Stated goal 1 >> In the forum thread on trimming the Hoyt Super Rest, what rest does limbwalker say he generally uses?

─── Passage given ───

# Trimming Hoyt Super Rest



## hooktonboy (Nov 21, 2007)

Hi Radian

Will try to put a pic up in a bit. All I usually do with mine is

1 - Cut off the "pressure point" flap just above the rest arm (so the button can work properly.

2 - Shorten the hook so the arm just supports the arrow. I don't usually go as far as cutting the whole hooked bit off, I just leave a very small amount of the curve as I find it just leaves enough slope for the arrow to naturally seat against the button. (Some people cut off more and leave it flat.)

When I've finished trimming, viewed from above you can't see the rest arm.

Be interested to see any different variations of this, though.

Steve


----------



## hooktonboy (Nov 21, 2007)

Ermmm - think I've got this right... (umm - I think we need a decent photographer)


----------



## limbwalker (Sep 26, 2003)

That pretty much sums it up...

Great little rest. More folks should be using these instead of the over-engineered-magnetic drop-away-do-everything-but-shoot-the-arrow-for-you rests... 

I saw quite a few bows with these rests on them in Athens, so they must work okay.

John.


----------



## Radian (Oct 5, 2009)

Great

Thank you very much for going to the trouble.


----------



## hooktonboy (Nov 21, 2007)

limbwalker said:


> Great little rest. More folks should be using these instead of the over-engineered-magnetic drop-away-do-everything-but-shoot-the-arrow-for-you rests...
> 
> John.


Agree. I read that Rick used these and had got his 1352 with one - figured it would be all the rest I ever needed. Mr McKinney - did you trim yours at all?

Radian - no problem:wink:


----------



## profmom6 (Aug 25, 2008)

*Which one?*

John,

Which rest do you use?

--Brandi


----------



## limbwalker (Sep 26, 2003)

Generally a simple ARE. I like the idea that the light wire arm will provide minimal interference if I have a bad release and a vane strikes it. And I've seen a great number of top archers worldwide that use a simple ARE rest.

Not much can go wrong with that rest, but I will admit, I've used the Hoyt Superrest in the past and wouldn't be at all afraid to use it again. What I often am amazed at are the lengths and money folks will go through to find a rest that does so much, when all a rest really needs to do is stay put and support the arrow for the first inch or so on release. A nail would do the very same job.

My daughter's bow has a Superrest on it because it's inexpensive, bulletproof, and the little "finger" helps keep the arrow on the rest for her.

John.


----------



## scriv (Jan 31, 2008)

I wonder how much you could sell a nail for in an Archery Shop?:wink:


----------



## Rick McKinney (Mar 4, 2008)

─── Records for this task ───

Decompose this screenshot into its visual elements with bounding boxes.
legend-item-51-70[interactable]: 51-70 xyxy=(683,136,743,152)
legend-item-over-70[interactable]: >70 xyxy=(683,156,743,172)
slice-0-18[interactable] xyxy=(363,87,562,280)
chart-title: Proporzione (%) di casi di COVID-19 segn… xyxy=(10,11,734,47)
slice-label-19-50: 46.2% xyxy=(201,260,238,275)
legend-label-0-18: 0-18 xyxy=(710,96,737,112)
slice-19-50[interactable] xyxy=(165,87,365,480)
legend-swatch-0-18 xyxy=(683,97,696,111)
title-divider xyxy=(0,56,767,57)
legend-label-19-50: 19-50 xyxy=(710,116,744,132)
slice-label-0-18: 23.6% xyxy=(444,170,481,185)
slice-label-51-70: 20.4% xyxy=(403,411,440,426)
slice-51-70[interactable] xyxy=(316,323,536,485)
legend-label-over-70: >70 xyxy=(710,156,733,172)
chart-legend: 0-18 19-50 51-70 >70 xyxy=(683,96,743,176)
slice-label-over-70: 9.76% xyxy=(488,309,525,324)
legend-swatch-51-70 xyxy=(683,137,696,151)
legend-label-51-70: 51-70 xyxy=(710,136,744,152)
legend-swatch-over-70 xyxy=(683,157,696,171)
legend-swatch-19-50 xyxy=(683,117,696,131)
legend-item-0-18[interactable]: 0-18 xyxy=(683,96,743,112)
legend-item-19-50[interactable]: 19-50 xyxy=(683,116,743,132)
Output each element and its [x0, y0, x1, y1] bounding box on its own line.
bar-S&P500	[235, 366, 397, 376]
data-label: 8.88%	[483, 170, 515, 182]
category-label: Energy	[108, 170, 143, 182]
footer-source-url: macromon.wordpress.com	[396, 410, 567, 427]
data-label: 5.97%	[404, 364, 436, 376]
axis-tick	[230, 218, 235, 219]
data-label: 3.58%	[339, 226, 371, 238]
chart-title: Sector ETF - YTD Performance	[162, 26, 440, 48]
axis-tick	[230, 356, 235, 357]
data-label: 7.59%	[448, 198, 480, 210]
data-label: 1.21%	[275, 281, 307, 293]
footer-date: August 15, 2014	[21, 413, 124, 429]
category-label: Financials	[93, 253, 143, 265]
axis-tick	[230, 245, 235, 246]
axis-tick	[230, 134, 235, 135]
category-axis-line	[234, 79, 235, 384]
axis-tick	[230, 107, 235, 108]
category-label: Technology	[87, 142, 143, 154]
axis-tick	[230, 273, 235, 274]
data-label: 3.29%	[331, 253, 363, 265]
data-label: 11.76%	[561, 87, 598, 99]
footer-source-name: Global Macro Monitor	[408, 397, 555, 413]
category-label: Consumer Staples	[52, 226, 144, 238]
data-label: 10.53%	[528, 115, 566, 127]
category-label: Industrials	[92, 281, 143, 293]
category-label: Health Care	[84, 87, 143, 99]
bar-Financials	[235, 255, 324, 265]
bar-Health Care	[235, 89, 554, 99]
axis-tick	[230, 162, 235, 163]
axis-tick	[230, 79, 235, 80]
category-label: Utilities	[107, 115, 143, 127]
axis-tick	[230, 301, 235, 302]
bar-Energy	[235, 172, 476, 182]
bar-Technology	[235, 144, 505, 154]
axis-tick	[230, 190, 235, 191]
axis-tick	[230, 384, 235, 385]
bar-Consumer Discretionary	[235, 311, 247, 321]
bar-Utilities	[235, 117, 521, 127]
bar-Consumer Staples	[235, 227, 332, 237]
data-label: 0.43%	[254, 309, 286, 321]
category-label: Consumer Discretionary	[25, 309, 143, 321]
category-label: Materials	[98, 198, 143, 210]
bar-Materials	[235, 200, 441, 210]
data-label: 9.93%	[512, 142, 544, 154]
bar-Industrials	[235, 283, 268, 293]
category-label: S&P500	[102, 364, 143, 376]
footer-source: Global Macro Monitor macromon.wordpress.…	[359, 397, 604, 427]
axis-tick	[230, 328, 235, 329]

───

Stated goal 2 >> Please copy the rows without changes, beginning at the very first row and stopping after the line that contains "134, 235, 135]".

Exercise response 1 >> A simple ARE.

Exercise response 2 >>
Decompose this screenshot into its visual elements with bounding boxes.
legend-item-51-70[interactable]: 51-70 xyxy=(683,136,743,152)
legend-item-over-70[interactable]: >70 xyxy=(683,156,743,172)
slice-0-18[interactable] xyxy=(363,87,562,280)
chart-title: Proporzione (%) di casi di COVID-19 segn… xyxy=(10,11,734,47)
slice-label-19-50: 46.2% xyxy=(201,260,238,275)
legend-label-0-18: 0-18 xyxy=(710,96,737,112)
slice-19-50[interactable] xyxy=(165,87,365,480)
legend-swatch-0-18 xyxy=(683,97,696,111)
title-divider xyxy=(0,56,767,57)
legend-label-19-50: 19-50 xyxy=(710,116,744,132)
slice-label-0-18: 23.6% xyxy=(444,170,481,185)
slice-label-51-70: 20.4% xyxy=(403,411,440,426)
slice-51-70[interactable] xyxy=(316,323,536,485)
legend-label-over-70: >70 xyxy=(710,156,733,172)
chart-legend: 0-18 19-50 51-70 >70 xyxy=(683,96,743,176)
slice-label-over-70: 9.76% xyxy=(488,309,525,324)
legend-swatch-51-70 xyxy=(683,137,696,151)
legend-label-51-70: 51-70 xyxy=(710,136,744,152)
legend-swatch-over-70 xyxy=(683,157,696,171)
legend-swatch-19-50 xyxy=(683,117,696,131)
legend-item-0-18[interactable]: 0-18 xyxy=(683,96,743,112)
legend-item-19-50[interactable]: 19-50 xyxy=(683,116,743,132)
Output each element and its [x0, y0, x1, y1] bounding box on its own line.
bar-S&P500	[235, 366, 397, 376]
data-label: 8.88%	[483, 170, 515, 182]
category-label: Energy	[108, 170, 143, 182]
footer-source-url: macromon.wordpress.com	[396, 410, 567, 427]
data-label: 5.97%	[404, 364, 436, 376]
axis-tick	[230, 218, 235, 219]
data-label: 3.58%	[339, 226, 371, 238]
chart-title: Sector ETF - YTD Performance	[162, 26, 440, 48]
axis-tick	[230, 356, 235, 357]
data-label: 7.59%	[448, 198, 480, 210]
data-label: 1.21%	[275, 281, 307, 293]
footer-date: August 15, 2014	[21, 413, 124, 429]
category-label: Financials	[93, 253, 143, 265]
axis-tick	[230, 245, 235, 246]
axis-tick	[230, 134, 235, 135]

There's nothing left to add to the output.